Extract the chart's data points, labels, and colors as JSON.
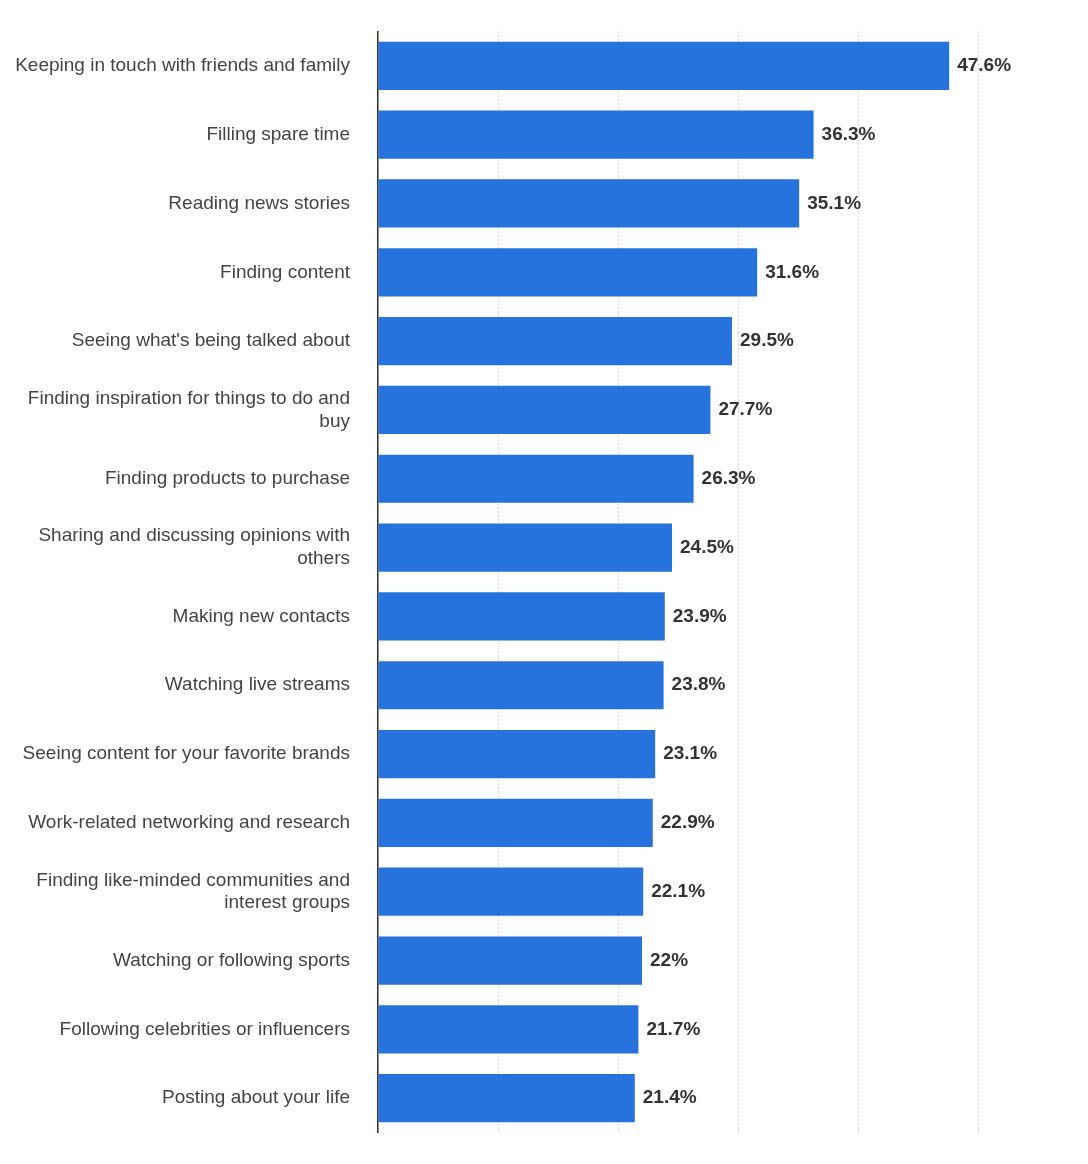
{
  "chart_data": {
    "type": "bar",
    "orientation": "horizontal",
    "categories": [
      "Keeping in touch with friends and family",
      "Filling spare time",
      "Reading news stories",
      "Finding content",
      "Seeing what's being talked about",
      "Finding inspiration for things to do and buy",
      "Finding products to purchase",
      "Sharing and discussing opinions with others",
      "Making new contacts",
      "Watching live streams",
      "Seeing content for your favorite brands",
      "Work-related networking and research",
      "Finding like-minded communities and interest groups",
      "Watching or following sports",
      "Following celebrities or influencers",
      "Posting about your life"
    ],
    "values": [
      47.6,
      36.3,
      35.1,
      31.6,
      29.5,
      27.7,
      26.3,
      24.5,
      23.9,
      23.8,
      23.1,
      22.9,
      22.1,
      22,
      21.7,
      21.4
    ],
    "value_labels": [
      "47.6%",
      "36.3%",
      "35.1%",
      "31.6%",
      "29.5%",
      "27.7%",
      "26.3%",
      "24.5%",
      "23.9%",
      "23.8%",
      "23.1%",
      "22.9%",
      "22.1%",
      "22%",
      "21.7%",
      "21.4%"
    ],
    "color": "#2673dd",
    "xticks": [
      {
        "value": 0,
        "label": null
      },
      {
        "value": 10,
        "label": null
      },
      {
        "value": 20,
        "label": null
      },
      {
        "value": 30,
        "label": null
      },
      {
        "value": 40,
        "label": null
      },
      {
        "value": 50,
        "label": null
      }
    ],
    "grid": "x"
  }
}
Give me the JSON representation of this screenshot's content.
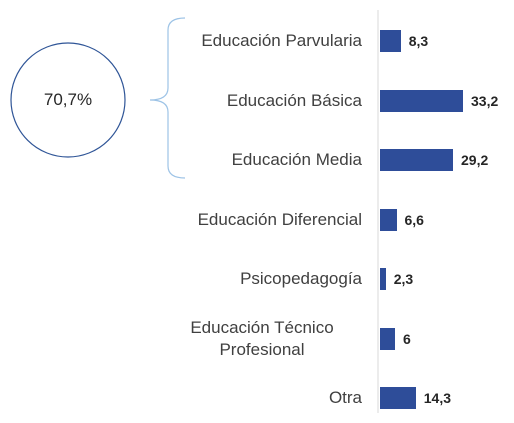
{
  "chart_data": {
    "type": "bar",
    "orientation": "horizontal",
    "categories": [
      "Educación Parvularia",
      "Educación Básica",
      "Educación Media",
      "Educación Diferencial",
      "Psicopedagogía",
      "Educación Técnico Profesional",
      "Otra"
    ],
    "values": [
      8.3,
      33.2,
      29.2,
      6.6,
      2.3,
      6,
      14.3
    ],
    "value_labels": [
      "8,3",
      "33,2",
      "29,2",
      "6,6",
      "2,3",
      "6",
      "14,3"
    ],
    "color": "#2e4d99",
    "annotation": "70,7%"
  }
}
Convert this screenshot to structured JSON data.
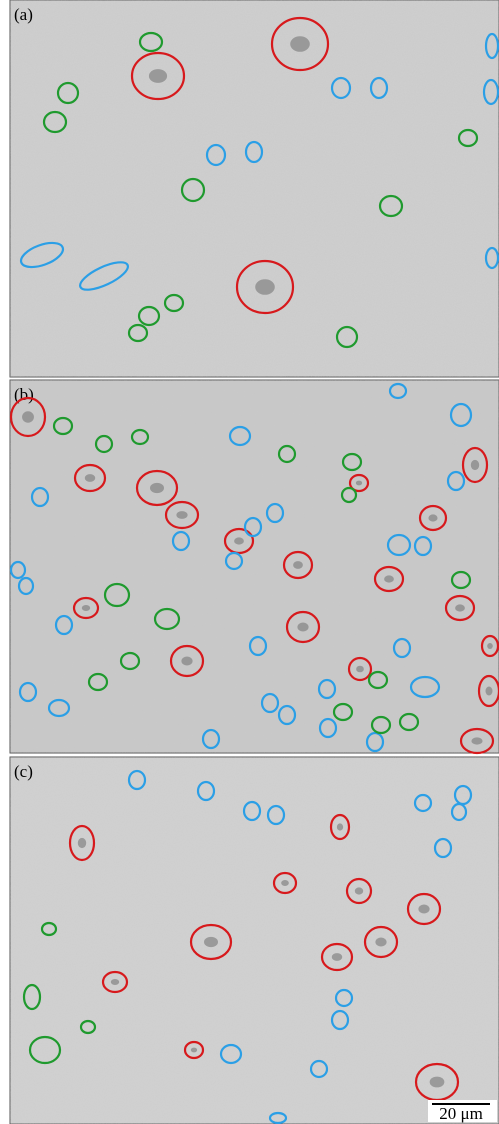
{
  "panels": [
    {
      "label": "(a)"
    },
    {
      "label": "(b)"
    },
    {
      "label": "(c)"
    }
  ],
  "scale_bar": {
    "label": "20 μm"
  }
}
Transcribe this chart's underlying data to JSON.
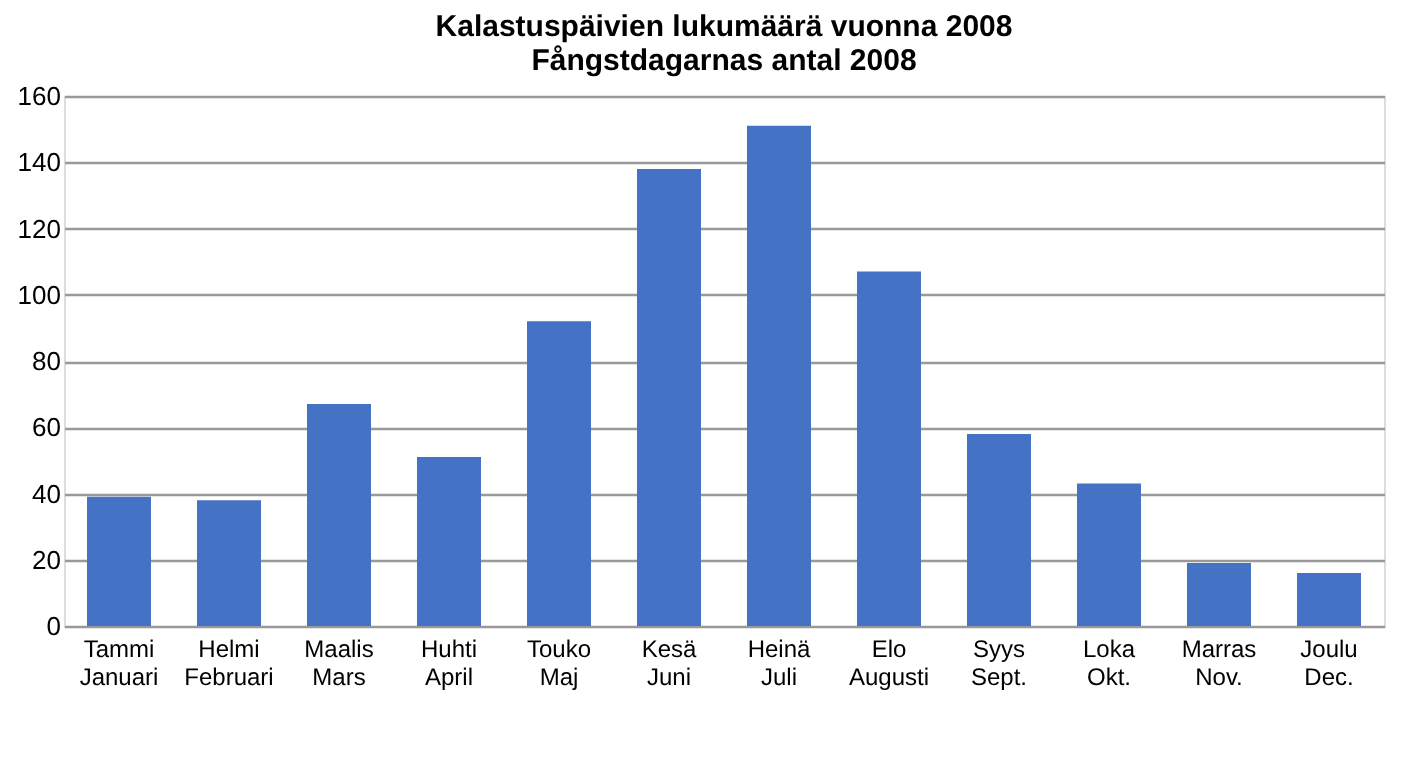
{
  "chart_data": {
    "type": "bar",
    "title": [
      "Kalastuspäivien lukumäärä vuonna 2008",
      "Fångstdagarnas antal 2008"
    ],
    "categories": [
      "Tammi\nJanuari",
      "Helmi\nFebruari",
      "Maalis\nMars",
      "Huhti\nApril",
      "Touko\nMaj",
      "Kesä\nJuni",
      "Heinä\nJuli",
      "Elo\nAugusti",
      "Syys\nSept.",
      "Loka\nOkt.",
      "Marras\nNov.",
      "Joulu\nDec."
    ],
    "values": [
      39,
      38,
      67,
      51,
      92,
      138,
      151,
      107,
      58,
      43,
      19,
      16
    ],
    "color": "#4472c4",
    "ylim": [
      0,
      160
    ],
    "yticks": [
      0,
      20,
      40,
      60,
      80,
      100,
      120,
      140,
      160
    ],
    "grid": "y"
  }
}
_ _ _ _ _
### DIRECTIONS FOR THIS TASK
Copy exactly, please, the lines that run from the line holding "Transcribe this chart's" through the closing line of the material above, omitting every picture.

### SOLUTION
Transcribe this chart's underlying data to JSON.
{
  "chart_data": {
    "type": "bar",
    "title": [
      "Kalastuspäivien lukumäärä vuonna 2008",
      "Fångstdagarnas antal 2008"
    ],
    "categories": [
      "Tammi\nJanuari",
      "Helmi\nFebruari",
      "Maalis\nMars",
      "Huhti\nApril",
      "Touko\nMaj",
      "Kesä\nJuni",
      "Heinä\nJuli",
      "Elo\nAugusti",
      "Syys\nSept.",
      "Loka\nOkt.",
      "Marras\nNov.",
      "Joulu\nDec."
    ],
    "values": [
      39,
      38,
      67,
      51,
      92,
      138,
      151,
      107,
      58,
      43,
      19,
      16
    ],
    "color": "#4472c4",
    "ylim": [
      0,
      160
    ],
    "yticks": [
      0,
      20,
      40,
      60,
      80,
      100,
      120,
      140,
      160
    ],
    "grid": "y"
  }
}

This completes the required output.